begin
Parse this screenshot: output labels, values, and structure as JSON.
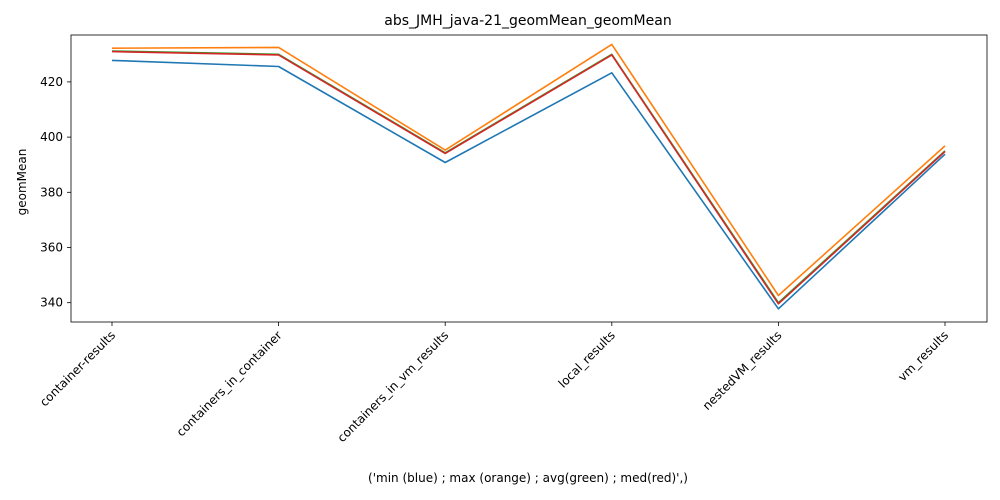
{
  "chart_data": {
    "type": "line",
    "title": "abs_JMH_java-21_geomMean_geomMean",
    "xlabel": "('min (blue) ; max (orange) ; avg(green) ; med(red)',)",
    "ylabel": "geomMean",
    "categories": [
      "container-results",
      "containers_in_container",
      "containers_in_vm_results",
      "local_results",
      "nestedVM_results",
      "vm_results"
    ],
    "ylim": [
      333,
      437
    ],
    "yticks": [
      340,
      360,
      380,
      400,
      420
    ],
    "grid": false,
    "series": [
      {
        "color": "#1f77b4",
        "values": [
          427.8,
          425.6,
          390.8,
          423.3,
          337.8,
          393.8
        ]
      },
      {
        "color": "#ff7f0e",
        "values": [
          432.2,
          432.5,
          395.3,
          433.6,
          342.6,
          396.8
        ]
      },
      {
        "color": "#2ca02c",
        "values": [
          431.2,
          430.0,
          394.3,
          430.0,
          340.0,
          395.0
        ]
      },
      {
        "color": "#d62728",
        "values": [
          431.0,
          429.8,
          394.1,
          429.8,
          339.6,
          394.8
        ]
      }
    ]
  }
}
end
■ **Exercise**
Without the pictures, copy the material exactly as given.

■ **Answer to the task**
Parse this screenshot: output labels, values, and structure as JSON.
{
  "chart_data": {
    "type": "line",
    "title": "abs_JMH_java-21_geomMean_geomMean",
    "xlabel": "('min (blue) ; max (orange) ; avg(green) ; med(red)',)",
    "ylabel": "geomMean",
    "categories": [
      "container-results",
      "containers_in_container",
      "containers_in_vm_results",
      "local_results",
      "nestedVM_results",
      "vm_results"
    ],
    "ylim": [
      333,
      437
    ],
    "yticks": [
      340,
      360,
      380,
      400,
      420
    ],
    "grid": false,
    "series": [
      {
        "color": "#1f77b4",
        "values": [
          427.8,
          425.6,
          390.8,
          423.3,
          337.8,
          393.8
        ]
      },
      {
        "color": "#ff7f0e",
        "values": [
          432.2,
          432.5,
          395.3,
          433.6,
          342.6,
          396.8
        ]
      },
      {
        "color": "#2ca02c",
        "values": [
          431.2,
          430.0,
          394.3,
          430.0,
          340.0,
          395.0
        ]
      },
      {
        "color": "#d62728",
        "values": [
          431.0,
          429.8,
          394.1,
          429.8,
          339.6,
          394.8
        ]
      }
    ]
  }
}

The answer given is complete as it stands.